YOUR INSTRUCTIONS: Go through the material below and copy all lines with "관제시스템을".

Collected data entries

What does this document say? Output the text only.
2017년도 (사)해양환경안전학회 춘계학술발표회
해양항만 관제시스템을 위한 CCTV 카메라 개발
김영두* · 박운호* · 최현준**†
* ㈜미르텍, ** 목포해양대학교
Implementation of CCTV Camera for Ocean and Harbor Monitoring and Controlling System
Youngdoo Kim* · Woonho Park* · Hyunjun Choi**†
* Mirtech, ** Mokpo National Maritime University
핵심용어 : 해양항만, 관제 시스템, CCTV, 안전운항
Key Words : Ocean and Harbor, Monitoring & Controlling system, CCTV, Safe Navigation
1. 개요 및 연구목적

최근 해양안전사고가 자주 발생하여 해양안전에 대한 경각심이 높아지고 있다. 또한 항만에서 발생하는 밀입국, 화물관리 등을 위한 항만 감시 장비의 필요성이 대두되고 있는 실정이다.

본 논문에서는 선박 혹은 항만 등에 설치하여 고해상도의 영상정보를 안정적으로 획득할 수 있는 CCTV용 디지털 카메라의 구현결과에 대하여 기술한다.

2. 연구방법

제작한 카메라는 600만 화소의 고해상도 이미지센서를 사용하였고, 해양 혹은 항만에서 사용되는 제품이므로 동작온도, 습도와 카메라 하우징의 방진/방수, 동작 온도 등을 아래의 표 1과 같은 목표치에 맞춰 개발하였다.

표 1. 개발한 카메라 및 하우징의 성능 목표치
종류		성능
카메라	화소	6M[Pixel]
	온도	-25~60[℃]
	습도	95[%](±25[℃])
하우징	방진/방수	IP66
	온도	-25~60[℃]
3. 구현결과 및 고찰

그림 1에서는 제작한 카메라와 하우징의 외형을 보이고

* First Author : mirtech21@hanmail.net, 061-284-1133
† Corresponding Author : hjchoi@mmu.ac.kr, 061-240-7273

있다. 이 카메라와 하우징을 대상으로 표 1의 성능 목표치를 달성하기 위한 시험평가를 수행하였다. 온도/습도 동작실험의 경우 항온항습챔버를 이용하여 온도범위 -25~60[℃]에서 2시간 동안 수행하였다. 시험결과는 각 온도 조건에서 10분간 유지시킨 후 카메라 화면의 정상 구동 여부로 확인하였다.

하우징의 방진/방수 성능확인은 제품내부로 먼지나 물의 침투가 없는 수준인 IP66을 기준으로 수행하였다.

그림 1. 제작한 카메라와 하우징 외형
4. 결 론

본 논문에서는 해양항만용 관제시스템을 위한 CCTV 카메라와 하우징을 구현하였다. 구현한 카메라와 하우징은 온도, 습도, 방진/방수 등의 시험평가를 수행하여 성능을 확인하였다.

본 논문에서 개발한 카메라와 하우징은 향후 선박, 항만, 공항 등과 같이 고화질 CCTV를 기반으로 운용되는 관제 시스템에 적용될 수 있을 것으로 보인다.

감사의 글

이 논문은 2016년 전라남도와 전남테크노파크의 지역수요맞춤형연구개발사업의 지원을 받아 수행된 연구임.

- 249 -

RESULT OF THIS TASK:
해양항만 관제시스템을 위한 CCTV 카메라 개발
본 논문에서는 해양항만용 관제시스템을 위한 CCTV 카메라와 하우징을 구현하였다. 구현한 카메라와 하우징은 온도, 습도, 방진/방수 등의 시험평가를 수행하여 성능을 확인하였다.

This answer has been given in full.